:: Exercise task ::
Collect from the data below each line with "body".

** Begin Material for this task **

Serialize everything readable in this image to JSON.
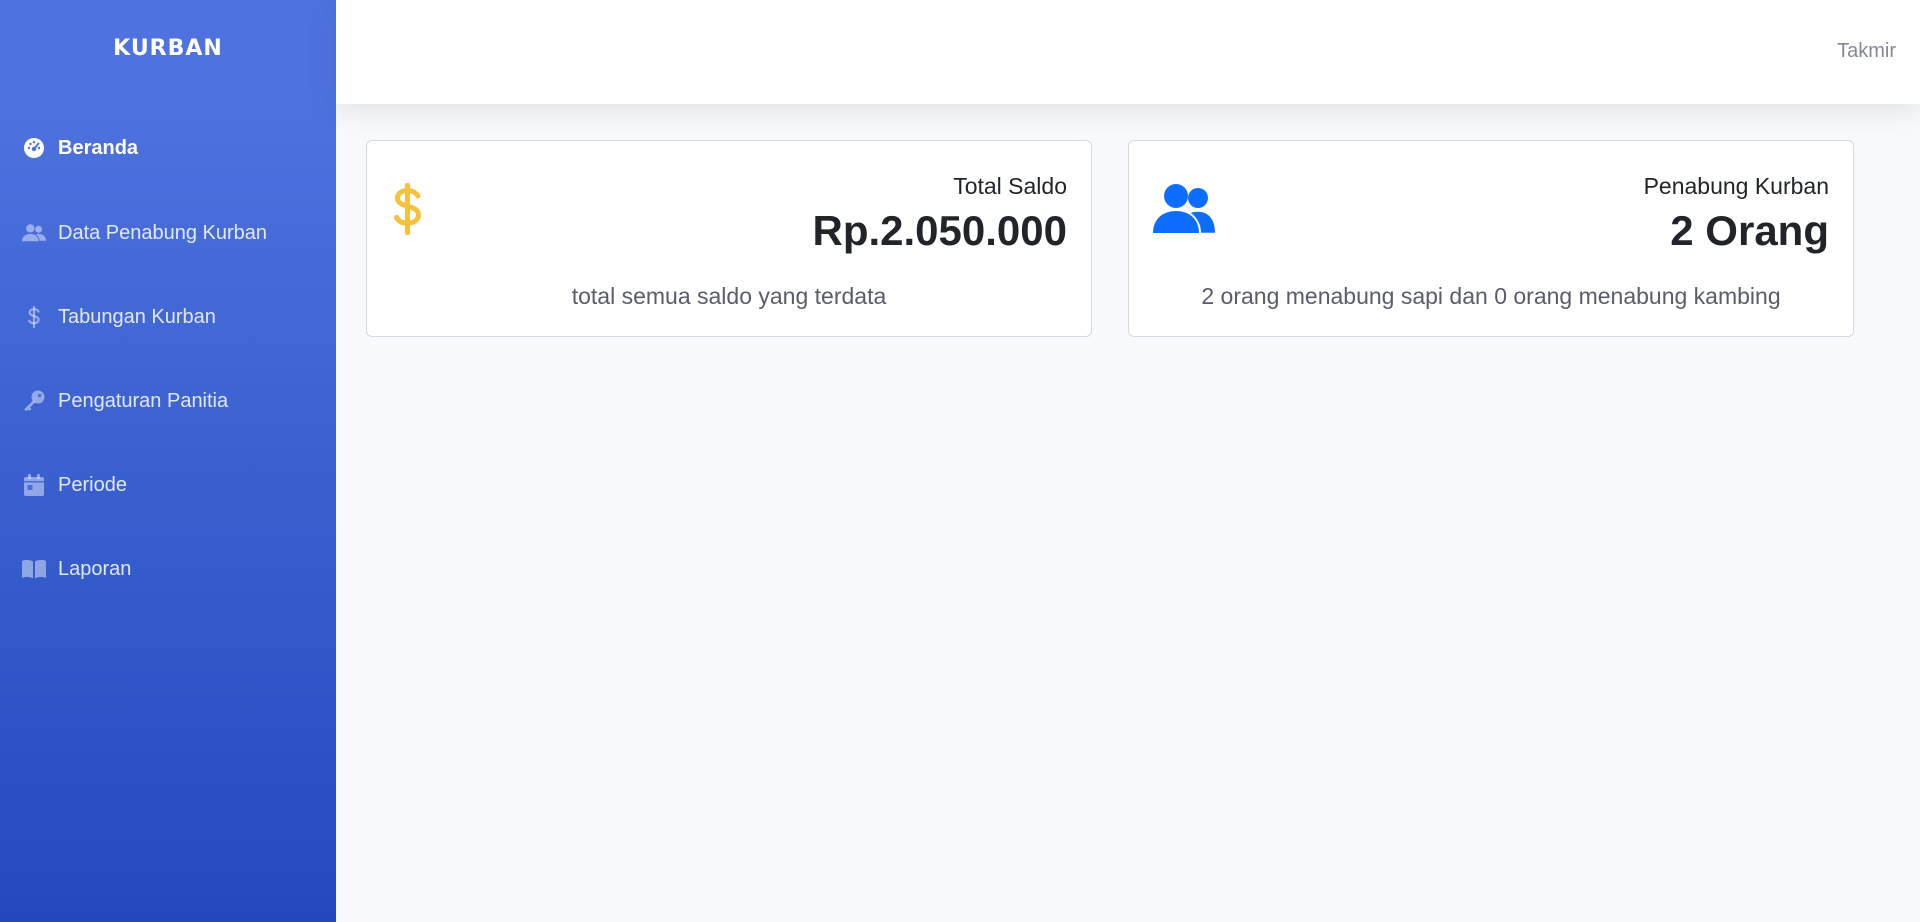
{
  "sidebar": {
    "brand": "KURBAN",
    "items": [
      {
        "label": "Beranda",
        "icon": "tachometer-icon",
        "active": true
      },
      {
        "label": "Data Penabung Kurban",
        "icon": "users-icon",
        "active": false
      },
      {
        "label": "Tabungan Kurban",
        "icon": "dollar-icon",
        "active": false
      },
      {
        "label": "Pengaturan Panitia",
        "icon": "key-icon",
        "active": false
      },
      {
        "label": "Periode",
        "icon": "calendar-icon",
        "active": false
      },
      {
        "label": "Laporan",
        "icon": "book-icon",
        "active": false
      }
    ]
  },
  "topbar": {
    "user": "Takmir"
  },
  "cards": [
    {
      "title": "Total Saldo",
      "value": "Rp.2.050.000",
      "description": "total semua saldo yang terdata",
      "icon": "dollar-icon",
      "icon_color": "#f6c23e"
    },
    {
      "title": "Penabung Kurban",
      "value": "2 Orang",
      "description": "2 orang menabung sapi dan 0 orang menabung kambing",
      "icon": "users-icon",
      "icon_color": "#0d6efd"
    }
  ],
  "colors": {
    "sidebar_top": "#4e73df",
    "sidebar_bottom": "#224abe",
    "background": "#f8f9fc"
  }
}
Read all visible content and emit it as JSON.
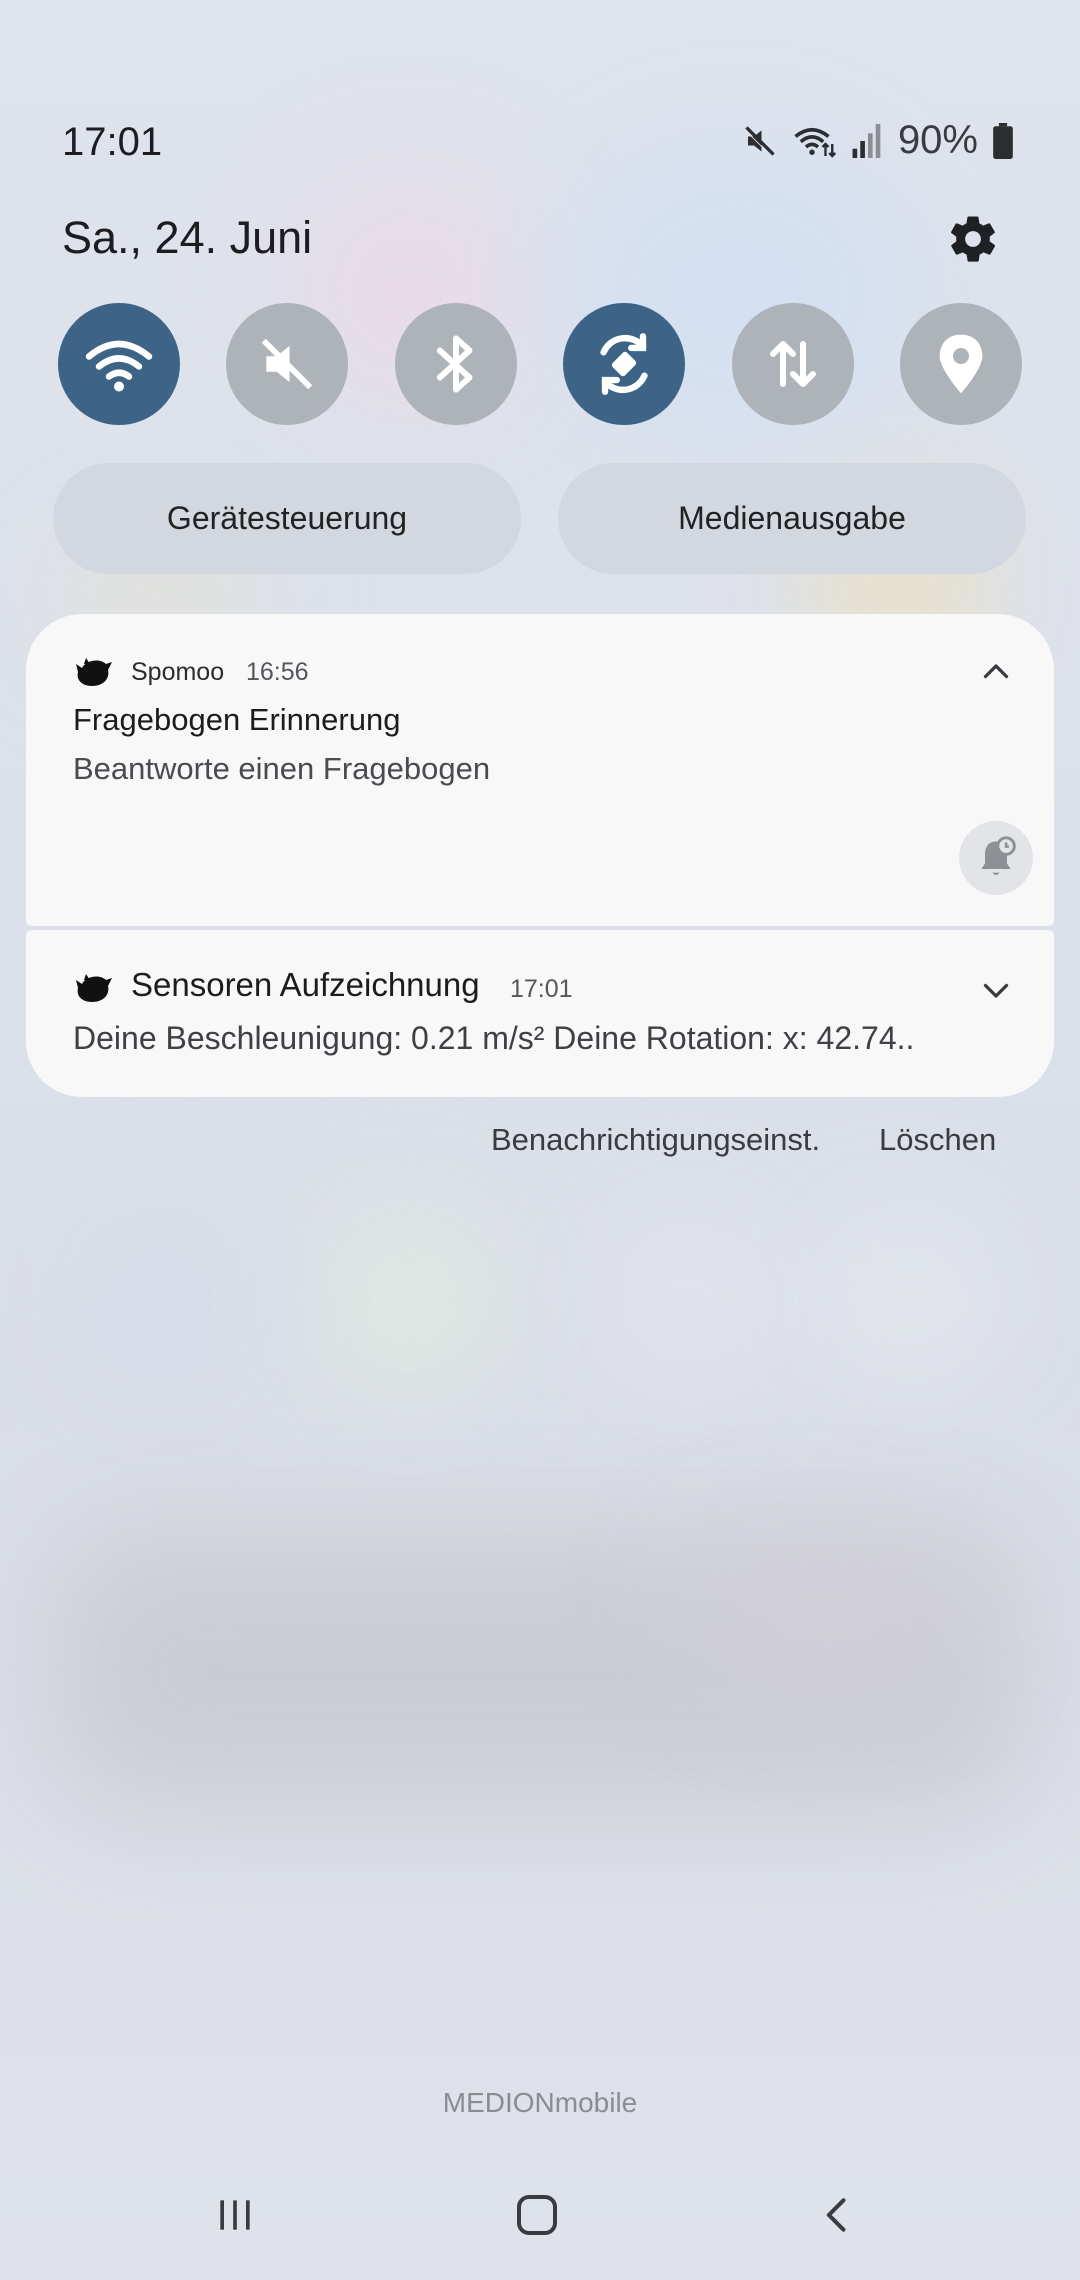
{
  "status_bar": {
    "time": "17:01",
    "battery_percent": "90%",
    "icons": [
      "mute-icon",
      "wifi-icon",
      "signal-icon",
      "battery-icon"
    ]
  },
  "header": {
    "date": "Sa., 24. Juni",
    "settings_icon": "gear-icon"
  },
  "quick_settings": {
    "tiles": [
      {
        "name": "wifi",
        "icon": "wifi-icon",
        "state": "on"
      },
      {
        "name": "sound",
        "icon": "mute-icon",
        "state": "off"
      },
      {
        "name": "bluetooth",
        "icon": "bluetooth-icon",
        "state": "off"
      },
      {
        "name": "auto-rotate",
        "icon": "rotate-icon",
        "state": "on"
      },
      {
        "name": "mobile-data",
        "icon": "data-arrows-icon",
        "state": "off"
      },
      {
        "name": "location",
        "icon": "location-pin-icon",
        "state": "off"
      }
    ],
    "device_control_label": "Gerätesteuerung",
    "media_output_label": "Medienausgabe"
  },
  "notifications": [
    {
      "app": "Spomoo",
      "time": "16:56",
      "title": "Fragebogen Erinnerung",
      "body": "Beantworte einen Fragebogen",
      "expanded": true
    },
    {
      "app": "",
      "time": "17:01",
      "title": "Sensoren Aufzeichnung",
      "body": "Deine Beschleunigung: 0.21 m/s² Deine Rotation: x: 42.74..",
      "expanded": false
    }
  ],
  "actions": {
    "notification_settings": "Benachrichtigungseinst.",
    "clear": "Löschen"
  },
  "carrier": "MEDIONmobile",
  "colors": {
    "tile_on": "#3d6386",
    "tile_off": "#aeb2b9",
    "card_bg": "#f8f8f9",
    "panel_bg": "#dde1ea"
  }
}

** End Material for this task **

:: Task answer ::
      "body": "Beantworte einen Fragebogen",
      "body": "Deine Beschleunigung: 0.21 m/s² Deine Rotation: x: 42.74..",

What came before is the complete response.